Search the data for the word "enim" and copy every line that contains it.

•••

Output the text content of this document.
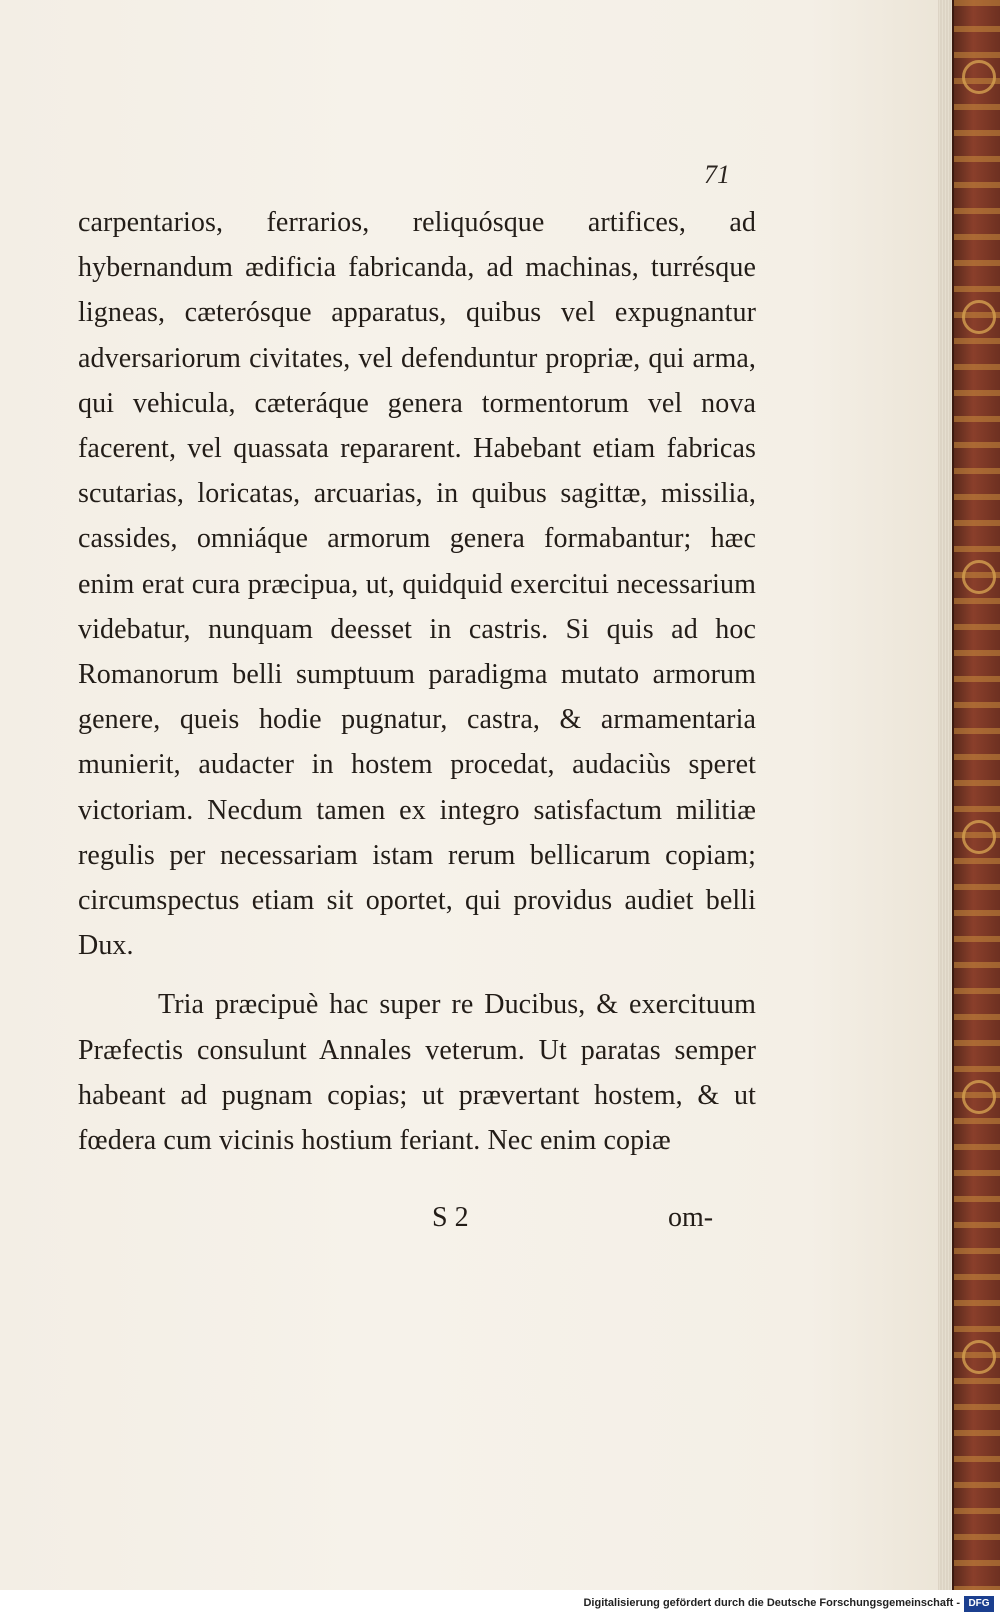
71

carpentarios, ferrarios, reliquósque artifices, ad hybernandum ædificia fabricanda, ad machinas, turrésque ligneas, cæterósque apparatus, quibus vel expugnantur adversariorum civitates, vel defenduntur propriæ, qui arma, qui vehicula, cæteráque genera tormentorum vel nova facerent, vel quassata repararent. Habebant etiam fabricas scutarias, loricatas, arcuarias, in quibus sagittæ, missilia, cassides, omniáque armorum genera formabantur; hæc enim erat cura præcipua, ut, quidquid exercitui necessarium videbatur, nunquam deesset in castris. Si quis ad hoc Romanorum belli sumptuum paradigma mutato armorum genere, queis hodie pugnatur, castra, & armamentaria munierit, audacter in hostem procedat, audaciùs speret victoriam. Necdum tamen ex integro satisfactum militiæ regulis per necessariam istam rerum bellicarum copiam; circumspectus etiam sit oportet, qui providus audiet belli Dux.

Tria præcipuè hac super re Ducibus, & exercituum Præfectis consulunt Annales veterum. Ut paratas semper habeant ad pugnam copias; ut prævertant hostem, & ut fœdera cum vicinis hostium feriant. Nec enim copiæ

S 2	om-
Digitalisierung gefördert durch die Deutsche Forschungsgemeinschaft - DFG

•••

-- WORKED SOLUTION --
carpentarios, ferrarios, reliquósque artifices, ad hybernandum ædificia fabricanda, ad machinas, turrésque ligneas, cæterósque apparatus, quibus vel expugnantur adversariorum civitates, vel defenduntur propriæ, qui arma, qui vehicula, cæteráque genera tormentorum vel nova facerent, vel quassata repararent. Habebant etiam fabricas scutarias, loricatas, arcuarias, in quibus sagittæ, missilia, cassides, omniáque armorum genera formabantur; hæc enim erat cura præcipua, ut, quidquid exercitui necessarium videbatur, nunquam deesset in castris. Si quis ad hoc Romanorum belli sumptuum paradigma mutato armorum genere, queis hodie pugnatur, castra, & armamentaria munierit, audacter in hostem procedat, audaciùs speret victoriam. Necdum tamen ex integro satisfactum militiæ regulis per necessariam istam rerum bellicarum copiam; circumspectus etiam sit oportet, qui providus audiet belli Dux.
Tria præcipuè hac super re Ducibus, & exercituum Præfectis consulunt Annales veterum. Ut paratas semper habeant ad pugnam copias; ut prævertant hostem, & ut fœdera cum vicinis hostium feriant. Nec enim copiæ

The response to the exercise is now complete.